Prompt:
Copy out all of the data exactly as it appears.
☆ ☆ ☆ ☆
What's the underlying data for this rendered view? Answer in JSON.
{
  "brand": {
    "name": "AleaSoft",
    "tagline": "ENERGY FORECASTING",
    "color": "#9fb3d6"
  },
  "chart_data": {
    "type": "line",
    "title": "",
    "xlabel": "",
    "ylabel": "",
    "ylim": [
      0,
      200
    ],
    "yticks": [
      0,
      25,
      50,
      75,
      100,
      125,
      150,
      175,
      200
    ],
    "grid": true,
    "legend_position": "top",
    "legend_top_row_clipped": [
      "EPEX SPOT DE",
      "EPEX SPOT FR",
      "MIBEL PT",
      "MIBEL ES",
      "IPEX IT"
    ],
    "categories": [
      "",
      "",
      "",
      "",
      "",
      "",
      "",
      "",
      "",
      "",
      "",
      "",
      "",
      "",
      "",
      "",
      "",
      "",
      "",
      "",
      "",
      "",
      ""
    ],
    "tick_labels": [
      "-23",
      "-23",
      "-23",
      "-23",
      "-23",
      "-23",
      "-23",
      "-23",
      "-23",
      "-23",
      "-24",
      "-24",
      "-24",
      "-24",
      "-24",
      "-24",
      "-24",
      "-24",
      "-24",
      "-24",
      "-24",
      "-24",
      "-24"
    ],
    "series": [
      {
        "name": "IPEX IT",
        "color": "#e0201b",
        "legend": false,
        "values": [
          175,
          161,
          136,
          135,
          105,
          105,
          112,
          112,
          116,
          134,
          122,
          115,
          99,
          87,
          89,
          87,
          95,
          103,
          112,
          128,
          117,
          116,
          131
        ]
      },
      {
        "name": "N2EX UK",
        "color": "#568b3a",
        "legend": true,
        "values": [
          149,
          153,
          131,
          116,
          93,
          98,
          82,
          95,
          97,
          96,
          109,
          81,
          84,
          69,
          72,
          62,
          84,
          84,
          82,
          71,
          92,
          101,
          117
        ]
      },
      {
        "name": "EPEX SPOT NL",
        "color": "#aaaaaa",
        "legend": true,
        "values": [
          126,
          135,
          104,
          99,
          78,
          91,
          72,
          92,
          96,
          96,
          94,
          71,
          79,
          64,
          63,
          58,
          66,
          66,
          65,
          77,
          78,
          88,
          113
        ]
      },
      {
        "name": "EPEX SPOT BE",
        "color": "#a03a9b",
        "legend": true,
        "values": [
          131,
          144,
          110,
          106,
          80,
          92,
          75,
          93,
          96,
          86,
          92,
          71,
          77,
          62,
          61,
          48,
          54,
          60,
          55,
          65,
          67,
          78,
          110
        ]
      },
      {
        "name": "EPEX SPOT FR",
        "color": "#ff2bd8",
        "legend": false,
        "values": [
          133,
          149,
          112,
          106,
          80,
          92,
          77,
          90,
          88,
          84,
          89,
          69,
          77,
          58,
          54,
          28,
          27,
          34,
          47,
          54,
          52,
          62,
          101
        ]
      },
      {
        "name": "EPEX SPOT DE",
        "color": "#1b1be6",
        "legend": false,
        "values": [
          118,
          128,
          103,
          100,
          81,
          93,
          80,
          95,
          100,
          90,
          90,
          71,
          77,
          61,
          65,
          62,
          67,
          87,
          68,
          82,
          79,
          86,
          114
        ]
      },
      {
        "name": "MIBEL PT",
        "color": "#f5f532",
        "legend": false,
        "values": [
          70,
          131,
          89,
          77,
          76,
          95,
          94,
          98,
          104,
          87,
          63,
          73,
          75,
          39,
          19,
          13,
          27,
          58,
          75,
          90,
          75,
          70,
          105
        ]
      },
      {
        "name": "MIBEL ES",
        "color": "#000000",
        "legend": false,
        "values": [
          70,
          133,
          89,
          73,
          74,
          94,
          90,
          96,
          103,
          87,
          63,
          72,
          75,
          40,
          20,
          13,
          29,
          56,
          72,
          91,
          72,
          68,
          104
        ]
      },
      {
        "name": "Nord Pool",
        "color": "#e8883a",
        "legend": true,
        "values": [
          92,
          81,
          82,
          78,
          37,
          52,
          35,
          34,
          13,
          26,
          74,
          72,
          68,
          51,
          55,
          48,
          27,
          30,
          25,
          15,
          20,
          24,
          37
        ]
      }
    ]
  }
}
☆ ☆ ☆ ☆
Response:
What's the underlying data for this rendered view? Answer in JSON.
{
  "brand": {
    "name": "AleaSoft",
    "tagline": "ENERGY FORECASTING",
    "color": "#9fb3d6"
  },
  "chart_data": {
    "type": "line",
    "title": "",
    "xlabel": "",
    "ylabel": "",
    "ylim": [
      0,
      200
    ],
    "yticks": [
      0,
      25,
      50,
      75,
      100,
      125,
      150,
      175,
      200
    ],
    "grid": true,
    "legend_position": "top",
    "legend_top_row_clipped": [
      "EPEX SPOT DE",
      "EPEX SPOT FR",
      "MIBEL PT",
      "MIBEL ES",
      "IPEX IT"
    ],
    "categories": [
      "",
      "",
      "",
      "",
      "",
      "",
      "",
      "",
      "",
      "",
      "",
      "",
      "",
      "",
      "",
      "",
      "",
      "",
      "",
      "",
      "",
      "",
      ""
    ],
    "tick_labels": [
      "-23",
      "-23",
      "-23",
      "-23",
      "-23",
      "-23",
      "-23",
      "-23",
      "-23",
      "-23",
      "-24",
      "-24",
      "-24",
      "-24",
      "-24",
      "-24",
      "-24",
      "-24",
      "-24",
      "-24",
      "-24",
      "-24",
      "-24"
    ],
    "series": [
      {
        "name": "IPEX IT",
        "color": "#e0201b",
        "legend": false,
        "values": [
          175,
          161,
          136,
          135,
          105,
          105,
          112,
          112,
          116,
          134,
          122,
          115,
          99,
          87,
          89,
          87,
          95,
          103,
          112,
          128,
          117,
          116,
          131
        ]
      },
      {
        "name": "N2EX UK",
        "color": "#568b3a",
        "legend": true,
        "values": [
          149,
          153,
          131,
          116,
          93,
          98,
          82,
          95,
          97,
          96,
          109,
          81,
          84,
          69,
          72,
          62,
          84,
          84,
          82,
          71,
          92,
          101,
          117
        ]
      },
      {
        "name": "EPEX SPOT NL",
        "color": "#aaaaaa",
        "legend": true,
        "values": [
          126,
          135,
          104,
          99,
          78,
          91,
          72,
          92,
          96,
          96,
          94,
          71,
          79,
          64,
          63,
          58,
          66,
          66,
          65,
          77,
          78,
          88,
          113
        ]
      },
      {
        "name": "EPEX SPOT BE",
        "color": "#a03a9b",
        "legend": true,
        "values": [
          131,
          144,
          110,
          106,
          80,
          92,
          75,
          93,
          96,
          86,
          92,
          71,
          77,
          62,
          61,
          48,
          54,
          60,
          55,
          65,
          67,
          78,
          110
        ]
      },
      {
        "name": "EPEX SPOT FR",
        "color": "#ff2bd8",
        "legend": false,
        "values": [
          133,
          149,
          112,
          106,
          80,
          92,
          77,
          90,
          88,
          84,
          89,
          69,
          77,
          58,
          54,
          28,
          27,
          34,
          47,
          54,
          52,
          62,
          101
        ]
      },
      {
        "name": "EPEX SPOT DE",
        "color": "#1b1be6",
        "legend": false,
        "values": [
          118,
          128,
          103,
          100,
          81,
          93,
          80,
          95,
          100,
          90,
          90,
          71,
          77,
          61,
          65,
          62,
          67,
          87,
          68,
          82,
          79,
          86,
          114
        ]
      },
      {
        "name": "MIBEL PT",
        "color": "#f5f532",
        "legend": false,
        "values": [
          70,
          131,
          89,
          77,
          76,
          95,
          94,
          98,
          104,
          87,
          63,
          73,
          75,
          39,
          19,
          13,
          27,
          58,
          75,
          90,
          75,
          70,
          105
        ]
      },
      {
        "name": "MIBEL ES",
        "color": "#000000",
        "legend": false,
        "values": [
          70,
          133,
          89,
          73,
          74,
          94,
          90,
          96,
          103,
          87,
          63,
          72,
          75,
          40,
          20,
          13,
          29,
          56,
          72,
          91,
          72,
          68,
          104
        ]
      },
      {
        "name": "Nord Pool",
        "color": "#e8883a",
        "legend": true,
        "values": [
          92,
          81,
          82,
          78,
          37,
          52,
          35,
          34,
          13,
          26,
          74,
          72,
          68,
          51,
          55,
          48,
          27,
          30,
          25,
          15,
          20,
          24,
          37
        ]
      }
    ]
  }
}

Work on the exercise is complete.